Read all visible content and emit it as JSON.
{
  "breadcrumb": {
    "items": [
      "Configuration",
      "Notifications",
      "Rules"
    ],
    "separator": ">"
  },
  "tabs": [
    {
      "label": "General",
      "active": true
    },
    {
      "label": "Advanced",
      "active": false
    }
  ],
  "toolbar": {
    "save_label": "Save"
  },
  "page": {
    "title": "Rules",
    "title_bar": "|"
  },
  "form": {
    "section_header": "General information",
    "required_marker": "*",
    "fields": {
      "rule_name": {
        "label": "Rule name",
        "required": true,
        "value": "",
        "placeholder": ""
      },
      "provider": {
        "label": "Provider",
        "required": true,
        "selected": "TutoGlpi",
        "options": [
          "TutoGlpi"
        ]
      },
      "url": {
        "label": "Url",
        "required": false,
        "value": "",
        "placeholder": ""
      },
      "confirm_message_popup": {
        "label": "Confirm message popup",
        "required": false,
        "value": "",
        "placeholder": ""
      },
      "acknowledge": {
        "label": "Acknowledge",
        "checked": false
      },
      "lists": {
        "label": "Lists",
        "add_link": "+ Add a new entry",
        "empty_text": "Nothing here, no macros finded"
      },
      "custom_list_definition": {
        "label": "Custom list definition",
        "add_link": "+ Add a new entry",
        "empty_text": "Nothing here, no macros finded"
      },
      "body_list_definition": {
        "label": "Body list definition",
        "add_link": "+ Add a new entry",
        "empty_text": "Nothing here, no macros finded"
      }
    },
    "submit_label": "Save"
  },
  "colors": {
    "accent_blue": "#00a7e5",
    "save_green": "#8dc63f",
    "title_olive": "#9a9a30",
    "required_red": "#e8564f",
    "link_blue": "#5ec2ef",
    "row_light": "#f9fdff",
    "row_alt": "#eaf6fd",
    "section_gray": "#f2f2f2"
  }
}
□ □ □ □ □ □ □
— Stated task —
Give the complete listing a second time, exactly as it reads.

— Correct response —
Read all visible content and emit it as JSON.
{
  "breadcrumb": {
    "items": [
      "Configuration",
      "Notifications",
      "Rules"
    ],
    "separator": ">"
  },
  "tabs": [
    {
      "label": "General",
      "active": true
    },
    {
      "label": "Advanced",
      "active": false
    }
  ],
  "toolbar": {
    "save_label": "Save"
  },
  "page": {
    "title": "Rules",
    "title_bar": "|"
  },
  "form": {
    "section_header": "General information",
    "required_marker": "*",
    "fields": {
      "rule_name": {
        "label": "Rule name",
        "required": true,
        "value": "",
        "placeholder": ""
      },
      "provider": {
        "label": "Provider",
        "required": true,
        "selected": "TutoGlpi",
        "options": [
          "TutoGlpi"
        ]
      },
      "url": {
        "label": "Url",
        "required": false,
        "value": "",
        "placeholder": ""
      },
      "confirm_message_popup": {
        "label": "Confirm message popup",
        "required": false,
        "value": "",
        "placeholder": ""
      },
      "acknowledge": {
        "label": "Acknowledge",
        "checked": false
      },
      "lists": {
        "label": "Lists",
        "add_link": "+ Add a new entry",
        "empty_text": "Nothing here, no macros finded"
      },
      "custom_list_definition": {
        "label": "Custom list definition",
        "add_link": "+ Add a new entry",
        "empty_text": "Nothing here, no macros finded"
      },
      "body_list_definition": {
        "label": "Body list definition",
        "add_link": "+ Add a new entry",
        "empty_text": "Nothing here, no macros finded"
      }
    },
    "submit_label": "Save"
  },
  "colors": {
    "accent_blue": "#00a7e5",
    "save_green": "#8dc63f",
    "title_olive": "#9a9a30",
    "required_red": "#e8564f",
    "link_blue": "#5ec2ef",
    "row_light": "#f9fdff",
    "row_alt": "#eaf6fd",
    "section_gray": "#f2f2f2"
  }
}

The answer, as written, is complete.